- WHAT IS NEEDED
Word for word, print each line of the listing below; pictures stay out.

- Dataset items
begin

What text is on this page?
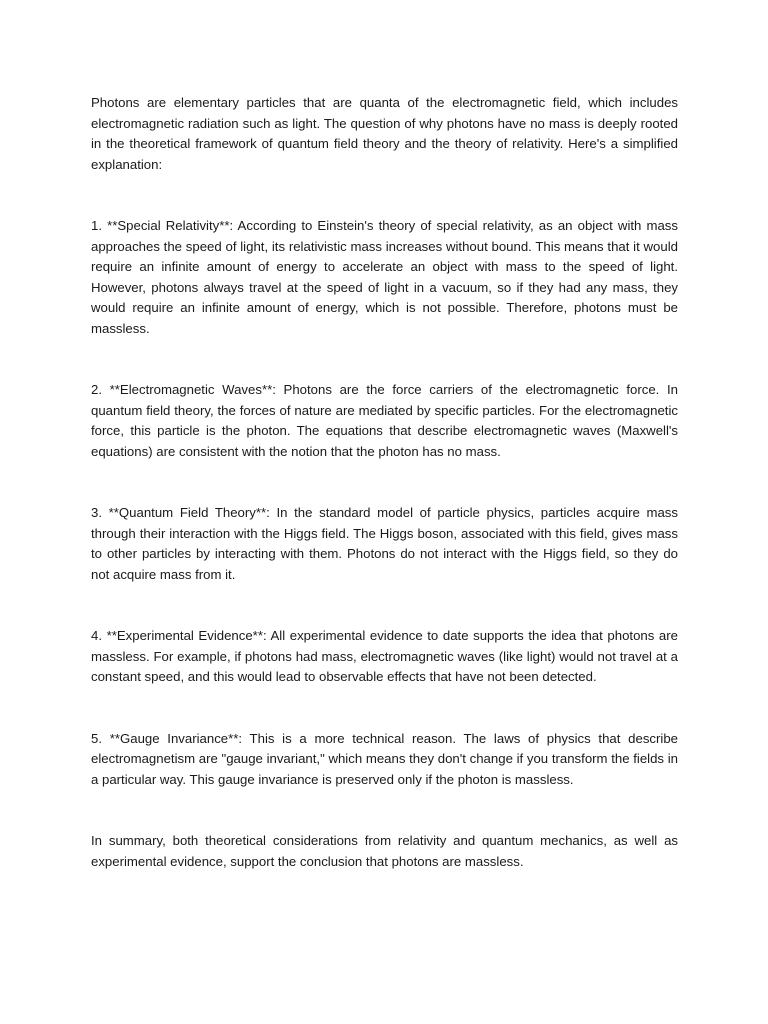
Photons are elementary particles that are quanta of the electromagnetic field, which includes electromagnetic radiation such as light. The question of why photons have no mass is deeply rooted in the theoretical framework of quantum field theory and the theory of relativity. Here's a simplified explanation:

1. **Special Relativity**: According to Einstein's theory of special relativity, as an object with mass approaches the speed of light, its relativistic mass increases without bound. This means that it would require an infinite amount of energy to accelerate an object with mass to the speed of light. However, photons always travel at the speed of light in a vacuum, so if they had any mass, they would require an infinite amount of energy, which is not possible. Therefore, photons must be massless.

2. **Electromagnetic Waves**: Photons are the force carriers of the electromagnetic force. In quantum field theory, the forces of nature are mediated by specific particles. For the electromagnetic force, this particle is the photon. The equations that describe electromagnetic waves (Maxwell's equations) are consistent with the notion that the photon has no mass.

3. **Quantum Field Theory**: In the standard model of particle physics, particles acquire mass through their interaction with the Higgs field. The Higgs boson, associated with this field, gives mass to other particles by interacting with them. Photons do not interact with the Higgs field, so they do not acquire mass from it.

4. **Experimental Evidence**: All experimental evidence to date supports the idea that photons are massless. For example, if photons had mass, electromagnetic waves (like light) would not travel at a constant speed, and this would lead to observable effects that have not been detected.

5. **Gauge Invariance**: This is a more technical reason. The laws of physics that describe electromagnetism are "gauge invariant," which means they don't change if you transform the fields in a particular way. This gauge invariance is preserved only if the photon is massless.

In summary, both theoretical considerations from relativity and quantum mechanics, as well as experimental evidence, support the conclusion that photons are massless.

end

- TASK ANSWER
What text is on this page?
Photons are elementary particles that are quanta of the electromagnetic field, which includes electromagnetic radiation such as light. The question of why photons have no mass is deeply rooted in the theoretical framework of quantum field theory and the theory of relativity. Here's a simplified explanation:

1. **Special Relativity**: According to Einstein's theory of special relativity, as an object with mass approaches the speed of light, its relativistic mass increases without bound. This means that it would require an infinite amount of energy to accelerate an object with mass to the speed of light. However, photons always travel at the speed of light in a vacuum, so if they had any mass, they would require an infinite amount of energy, which is not possible. Therefore, photons must be massless.

2. **Electromagnetic Waves**: Photons are the force carriers of the electromagnetic force. In quantum field theory, the forces of nature are mediated by specific particles. For the electromagnetic force, this particle is the photon. The equations that describe electromagnetic waves (Maxwell's equations) are consistent with the notion that the photon has no mass.

3. **Quantum Field Theory**: In the standard model of particle physics, particles acquire mass through their interaction with the Higgs field. The Higgs boson, associated with this field, gives mass to other particles by interacting with them. Photons do not interact with the Higgs field, so they do not acquire mass from it.

4. **Experimental Evidence**: All experimental evidence to date supports the idea that photons are massless. For example, if photons had mass, electromagnetic waves (like light) would not travel at a constant speed, and this would lead to observable effects that have not been detected.

5. **Gauge Invariance**: This is a more technical reason. The laws of physics that describe electromagnetism are "gauge invariant," which means they don't change if you transform the fields in a particular way. This gauge invariance is preserved only if the photon is massless.

In summary, both theoretical considerations from relativity and quantum mechanics, as well as experimental evidence, support the conclusion that photons are massless.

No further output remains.